### Written instruction:
Reply with nothing except the number of lines that contain the word "screenshot".

--- Start of Exercise material ---

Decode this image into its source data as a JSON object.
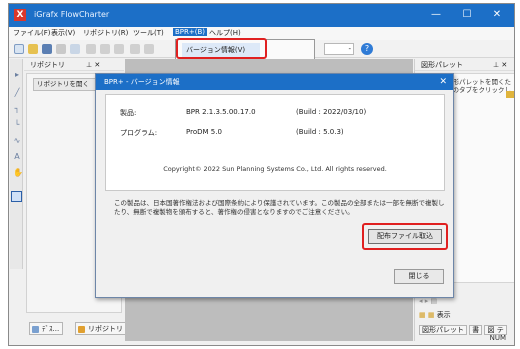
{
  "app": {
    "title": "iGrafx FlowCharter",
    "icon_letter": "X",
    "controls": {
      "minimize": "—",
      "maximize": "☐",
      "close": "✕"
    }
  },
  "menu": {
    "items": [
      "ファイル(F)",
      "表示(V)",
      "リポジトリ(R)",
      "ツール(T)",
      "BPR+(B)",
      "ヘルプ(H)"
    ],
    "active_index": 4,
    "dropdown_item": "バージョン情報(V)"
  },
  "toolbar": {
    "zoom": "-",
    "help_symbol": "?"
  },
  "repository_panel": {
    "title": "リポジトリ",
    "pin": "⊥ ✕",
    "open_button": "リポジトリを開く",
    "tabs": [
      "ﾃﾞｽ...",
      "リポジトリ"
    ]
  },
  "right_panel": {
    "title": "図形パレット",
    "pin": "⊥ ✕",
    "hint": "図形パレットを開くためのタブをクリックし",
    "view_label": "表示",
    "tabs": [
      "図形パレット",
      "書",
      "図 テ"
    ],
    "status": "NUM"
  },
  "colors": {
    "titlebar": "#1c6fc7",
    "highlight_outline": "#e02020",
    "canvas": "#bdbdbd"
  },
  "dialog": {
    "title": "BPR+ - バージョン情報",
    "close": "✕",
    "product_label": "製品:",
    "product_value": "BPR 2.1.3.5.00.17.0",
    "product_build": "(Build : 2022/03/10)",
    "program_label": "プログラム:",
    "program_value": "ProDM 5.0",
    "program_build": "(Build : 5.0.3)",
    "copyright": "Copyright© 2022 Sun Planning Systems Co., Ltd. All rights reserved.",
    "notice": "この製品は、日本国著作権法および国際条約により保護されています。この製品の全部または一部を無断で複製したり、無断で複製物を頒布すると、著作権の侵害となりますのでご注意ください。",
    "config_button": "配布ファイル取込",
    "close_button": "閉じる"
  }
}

--- End of Exercise material ---
--- Start of Exercise material ---

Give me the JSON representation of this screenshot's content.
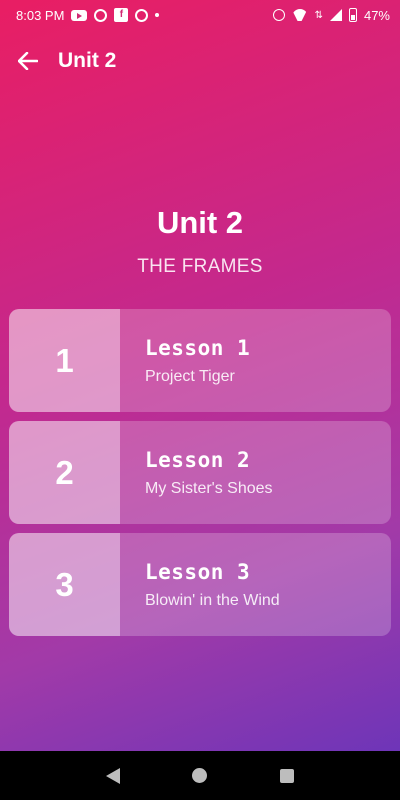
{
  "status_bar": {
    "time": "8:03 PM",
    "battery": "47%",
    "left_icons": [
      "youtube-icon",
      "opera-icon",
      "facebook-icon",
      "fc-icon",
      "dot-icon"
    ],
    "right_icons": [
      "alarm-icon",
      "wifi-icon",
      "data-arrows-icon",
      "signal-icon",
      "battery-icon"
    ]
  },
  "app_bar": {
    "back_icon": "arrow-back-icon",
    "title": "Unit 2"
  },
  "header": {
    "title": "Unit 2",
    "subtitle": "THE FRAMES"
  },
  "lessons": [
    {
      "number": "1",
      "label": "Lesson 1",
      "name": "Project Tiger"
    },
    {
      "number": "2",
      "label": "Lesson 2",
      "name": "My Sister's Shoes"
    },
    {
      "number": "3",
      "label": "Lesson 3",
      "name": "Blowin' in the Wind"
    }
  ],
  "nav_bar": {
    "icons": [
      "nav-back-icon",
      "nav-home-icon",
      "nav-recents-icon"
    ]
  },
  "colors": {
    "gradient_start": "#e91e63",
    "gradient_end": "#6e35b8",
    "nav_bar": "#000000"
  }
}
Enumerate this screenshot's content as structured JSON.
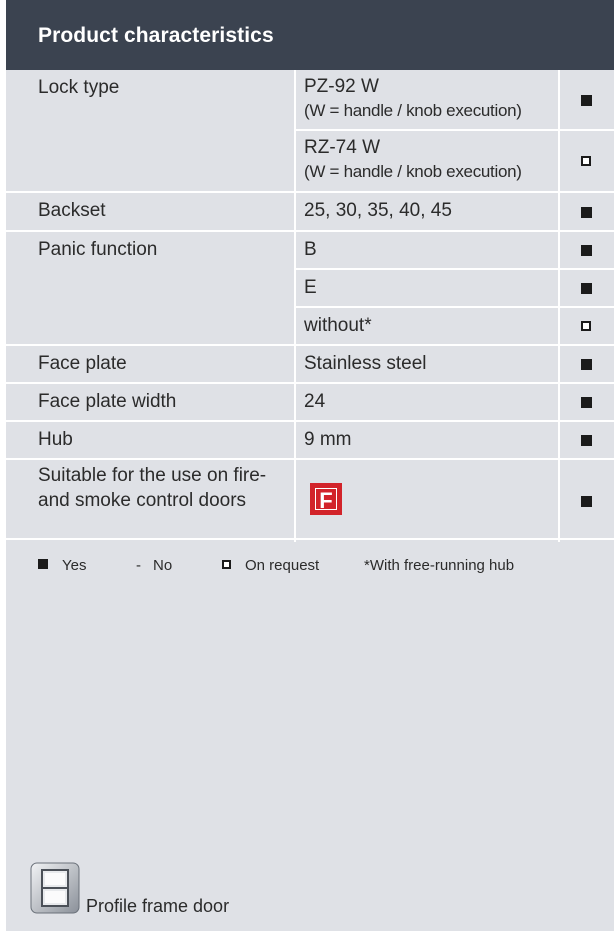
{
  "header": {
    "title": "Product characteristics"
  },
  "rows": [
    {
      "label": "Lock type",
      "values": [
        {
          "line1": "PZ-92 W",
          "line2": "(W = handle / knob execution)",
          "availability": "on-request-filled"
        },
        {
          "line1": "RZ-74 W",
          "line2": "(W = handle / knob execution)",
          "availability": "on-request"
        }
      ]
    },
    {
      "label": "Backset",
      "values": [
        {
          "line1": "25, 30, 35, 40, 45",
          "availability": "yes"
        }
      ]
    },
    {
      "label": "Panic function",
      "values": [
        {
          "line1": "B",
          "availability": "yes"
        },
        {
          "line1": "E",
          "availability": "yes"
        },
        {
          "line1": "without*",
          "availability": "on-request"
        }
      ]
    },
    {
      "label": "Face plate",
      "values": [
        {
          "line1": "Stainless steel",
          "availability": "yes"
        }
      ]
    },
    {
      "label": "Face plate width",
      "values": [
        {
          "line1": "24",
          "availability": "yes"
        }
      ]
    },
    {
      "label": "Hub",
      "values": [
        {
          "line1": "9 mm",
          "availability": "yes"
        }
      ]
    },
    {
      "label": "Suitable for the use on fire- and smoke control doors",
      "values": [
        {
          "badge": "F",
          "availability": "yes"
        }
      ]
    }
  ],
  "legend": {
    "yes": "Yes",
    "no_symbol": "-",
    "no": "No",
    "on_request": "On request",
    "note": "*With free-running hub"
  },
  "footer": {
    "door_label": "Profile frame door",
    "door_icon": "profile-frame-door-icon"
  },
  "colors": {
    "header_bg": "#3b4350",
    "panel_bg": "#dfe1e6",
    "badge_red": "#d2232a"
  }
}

--- End of Exercise material ---
--- Start of Exercise material ---

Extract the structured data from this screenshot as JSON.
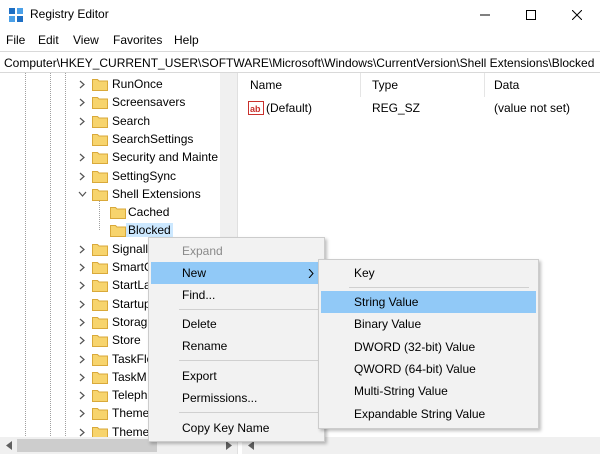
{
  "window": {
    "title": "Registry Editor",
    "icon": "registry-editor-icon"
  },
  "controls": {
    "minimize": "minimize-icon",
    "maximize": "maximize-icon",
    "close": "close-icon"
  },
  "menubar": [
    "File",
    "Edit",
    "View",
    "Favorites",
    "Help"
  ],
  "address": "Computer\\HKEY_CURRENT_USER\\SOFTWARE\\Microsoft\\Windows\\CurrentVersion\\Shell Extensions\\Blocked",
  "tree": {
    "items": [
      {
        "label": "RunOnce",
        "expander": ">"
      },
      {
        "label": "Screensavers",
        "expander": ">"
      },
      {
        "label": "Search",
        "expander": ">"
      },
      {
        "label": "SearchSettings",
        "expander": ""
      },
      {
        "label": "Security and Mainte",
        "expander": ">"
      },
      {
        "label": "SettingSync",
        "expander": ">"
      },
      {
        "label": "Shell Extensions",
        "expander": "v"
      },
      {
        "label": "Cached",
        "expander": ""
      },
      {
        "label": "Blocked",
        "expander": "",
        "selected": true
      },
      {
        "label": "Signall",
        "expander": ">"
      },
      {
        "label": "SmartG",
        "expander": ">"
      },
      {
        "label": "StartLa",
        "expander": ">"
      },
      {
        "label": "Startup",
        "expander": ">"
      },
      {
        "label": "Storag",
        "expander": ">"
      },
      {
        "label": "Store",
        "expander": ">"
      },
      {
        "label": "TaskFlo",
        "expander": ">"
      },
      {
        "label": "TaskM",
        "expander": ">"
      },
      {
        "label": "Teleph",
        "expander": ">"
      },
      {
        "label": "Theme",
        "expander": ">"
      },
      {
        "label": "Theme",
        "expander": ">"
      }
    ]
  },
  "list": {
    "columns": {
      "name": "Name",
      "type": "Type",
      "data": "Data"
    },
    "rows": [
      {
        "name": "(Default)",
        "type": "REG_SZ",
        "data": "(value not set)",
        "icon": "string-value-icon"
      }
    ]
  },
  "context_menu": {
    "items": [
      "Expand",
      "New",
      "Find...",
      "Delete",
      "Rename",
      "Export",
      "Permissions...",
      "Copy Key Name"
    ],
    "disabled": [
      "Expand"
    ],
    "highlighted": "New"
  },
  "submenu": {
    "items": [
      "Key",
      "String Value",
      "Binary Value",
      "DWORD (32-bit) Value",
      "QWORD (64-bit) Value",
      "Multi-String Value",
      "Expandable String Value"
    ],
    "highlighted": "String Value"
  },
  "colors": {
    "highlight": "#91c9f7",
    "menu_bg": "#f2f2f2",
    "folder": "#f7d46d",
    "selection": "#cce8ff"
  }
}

--- End of Exercise material ---

### Response to this task:
3